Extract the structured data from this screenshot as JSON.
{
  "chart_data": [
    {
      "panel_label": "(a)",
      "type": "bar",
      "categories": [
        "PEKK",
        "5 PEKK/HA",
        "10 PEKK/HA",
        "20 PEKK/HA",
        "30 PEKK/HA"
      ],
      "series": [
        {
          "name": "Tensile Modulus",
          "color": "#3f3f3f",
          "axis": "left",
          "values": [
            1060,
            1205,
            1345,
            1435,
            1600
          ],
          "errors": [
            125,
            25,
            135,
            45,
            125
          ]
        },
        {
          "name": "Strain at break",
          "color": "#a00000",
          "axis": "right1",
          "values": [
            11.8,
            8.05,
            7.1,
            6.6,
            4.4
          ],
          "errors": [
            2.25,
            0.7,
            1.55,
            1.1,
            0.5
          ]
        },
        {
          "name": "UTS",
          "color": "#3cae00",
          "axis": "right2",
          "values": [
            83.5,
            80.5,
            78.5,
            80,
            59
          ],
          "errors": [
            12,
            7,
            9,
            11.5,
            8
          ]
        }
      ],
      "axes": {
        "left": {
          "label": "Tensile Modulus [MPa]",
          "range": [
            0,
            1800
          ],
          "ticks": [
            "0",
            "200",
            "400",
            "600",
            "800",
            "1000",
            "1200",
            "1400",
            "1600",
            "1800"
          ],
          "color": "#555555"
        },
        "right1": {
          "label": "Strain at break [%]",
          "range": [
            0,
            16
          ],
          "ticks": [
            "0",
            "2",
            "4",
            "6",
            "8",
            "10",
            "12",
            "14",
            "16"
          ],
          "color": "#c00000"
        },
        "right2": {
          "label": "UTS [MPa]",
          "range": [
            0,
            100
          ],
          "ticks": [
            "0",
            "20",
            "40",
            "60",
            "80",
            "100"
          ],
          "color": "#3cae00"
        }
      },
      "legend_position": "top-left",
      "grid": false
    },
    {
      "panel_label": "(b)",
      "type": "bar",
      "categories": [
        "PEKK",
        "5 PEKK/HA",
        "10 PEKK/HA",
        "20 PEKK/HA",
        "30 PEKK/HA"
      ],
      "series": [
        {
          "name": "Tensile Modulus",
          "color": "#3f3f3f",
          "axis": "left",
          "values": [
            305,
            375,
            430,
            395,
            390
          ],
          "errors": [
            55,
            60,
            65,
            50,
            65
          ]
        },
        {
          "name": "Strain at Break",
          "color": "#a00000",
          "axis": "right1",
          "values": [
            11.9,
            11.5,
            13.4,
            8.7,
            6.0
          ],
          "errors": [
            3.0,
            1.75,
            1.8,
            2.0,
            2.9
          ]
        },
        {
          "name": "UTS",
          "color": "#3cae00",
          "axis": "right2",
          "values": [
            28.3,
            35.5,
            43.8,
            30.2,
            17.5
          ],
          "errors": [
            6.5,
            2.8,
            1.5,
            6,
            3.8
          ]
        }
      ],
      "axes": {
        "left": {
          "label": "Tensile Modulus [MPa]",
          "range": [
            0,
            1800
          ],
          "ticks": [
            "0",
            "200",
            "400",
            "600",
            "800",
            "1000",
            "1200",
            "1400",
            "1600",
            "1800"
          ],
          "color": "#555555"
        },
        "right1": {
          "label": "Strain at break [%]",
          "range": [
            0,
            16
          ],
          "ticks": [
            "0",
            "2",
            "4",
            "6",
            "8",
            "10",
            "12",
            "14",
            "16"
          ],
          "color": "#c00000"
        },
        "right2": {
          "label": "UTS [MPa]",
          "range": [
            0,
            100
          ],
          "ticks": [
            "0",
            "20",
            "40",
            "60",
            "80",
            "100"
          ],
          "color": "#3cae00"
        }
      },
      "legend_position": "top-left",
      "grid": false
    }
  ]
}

----

__AIM__. From the data above, pick out each line containing "Strain" and copy it.

__CORRECT RESPONSE__.
          "name": "Strain at break",
          "label": "Strain at break [%]",
          "name": "Strain at Break",
          "label": "Strain at break [%]",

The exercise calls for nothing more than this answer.